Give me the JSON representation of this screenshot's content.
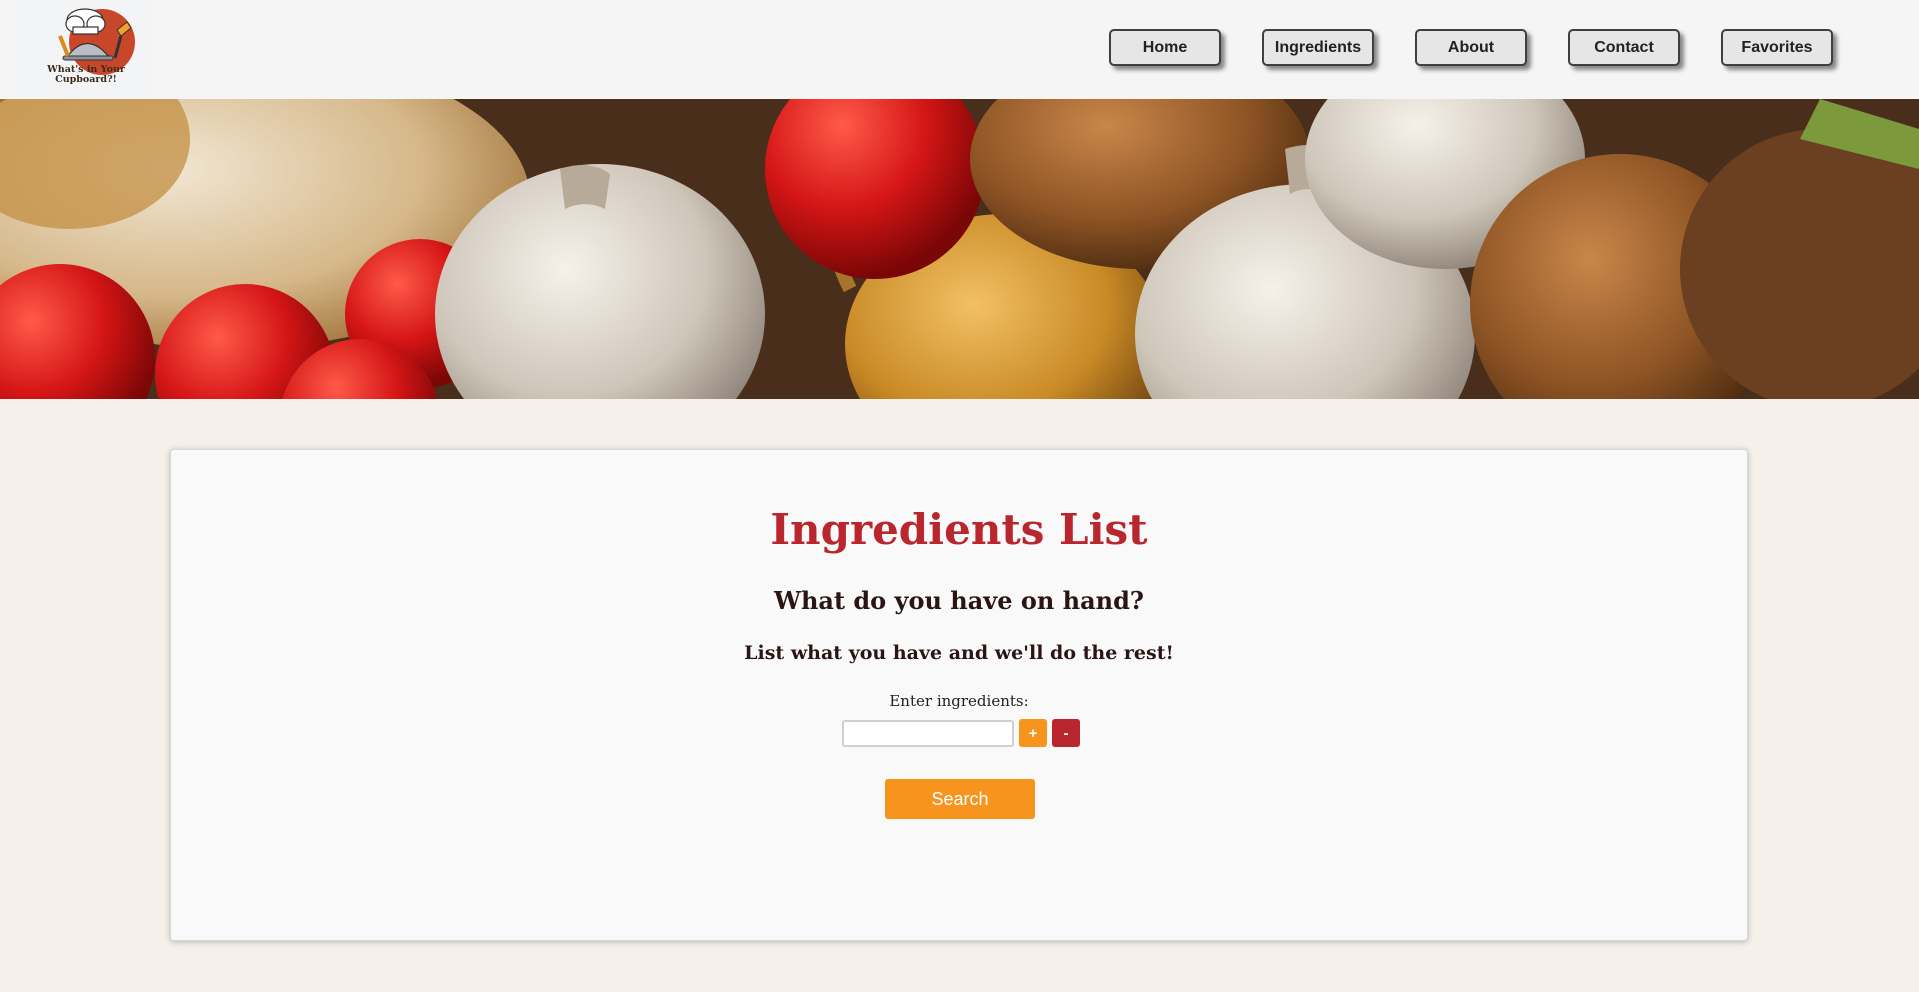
{
  "brand": {
    "logo_text_line1": "What's in Your",
    "logo_text_line2": "Cupboard?!"
  },
  "nav": {
    "items": [
      {
        "label": "Home"
      },
      {
        "label": "Ingredients"
      },
      {
        "label": "About"
      },
      {
        "label": "Contact"
      },
      {
        "label": "Favorites"
      }
    ]
  },
  "hero": {
    "image": "vegetables-banner"
  },
  "main": {
    "title": "Ingredients List",
    "subtitle": "What do you have on hand?",
    "tagline": "List what you have and we'll do the rest!",
    "input_label": "Enter ingredients:",
    "input_value": "",
    "add_label": "+",
    "remove_label": "-",
    "search_label": "Search"
  },
  "colors": {
    "accent_red": "#b9262e",
    "accent_orange": "#f7941e",
    "page_bg": "#f5f0ea"
  }
}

--------------------------------------------------

◆ **WRITTEN PROBLEM**: From the records given above, reproduce all text exactly and exclude each picture.

◆ **COMPLETE OUTPUT**:
Give me the JSON representation of this screenshot's content.
{
  "brand": {
    "logo_text_line1": "What's in Your",
    "logo_text_line2": "Cupboard?!"
  },
  "nav": {
    "items": [
      {
        "label": "Home"
      },
      {
        "label": "Ingredients"
      },
      {
        "label": "About"
      },
      {
        "label": "Contact"
      },
      {
        "label": "Favorites"
      }
    ]
  },
  "hero": {
    "image": "vegetables-banner"
  },
  "main": {
    "title": "Ingredients List",
    "subtitle": "What do you have on hand?",
    "tagline": "List what you have and we'll do the rest!",
    "input_label": "Enter ingredients:",
    "input_value": "",
    "add_label": "+",
    "remove_label": "-",
    "search_label": "Search"
  },
  "colors": {
    "accent_red": "#b9262e",
    "accent_orange": "#f7941e",
    "page_bg": "#f5f0ea"
  }
}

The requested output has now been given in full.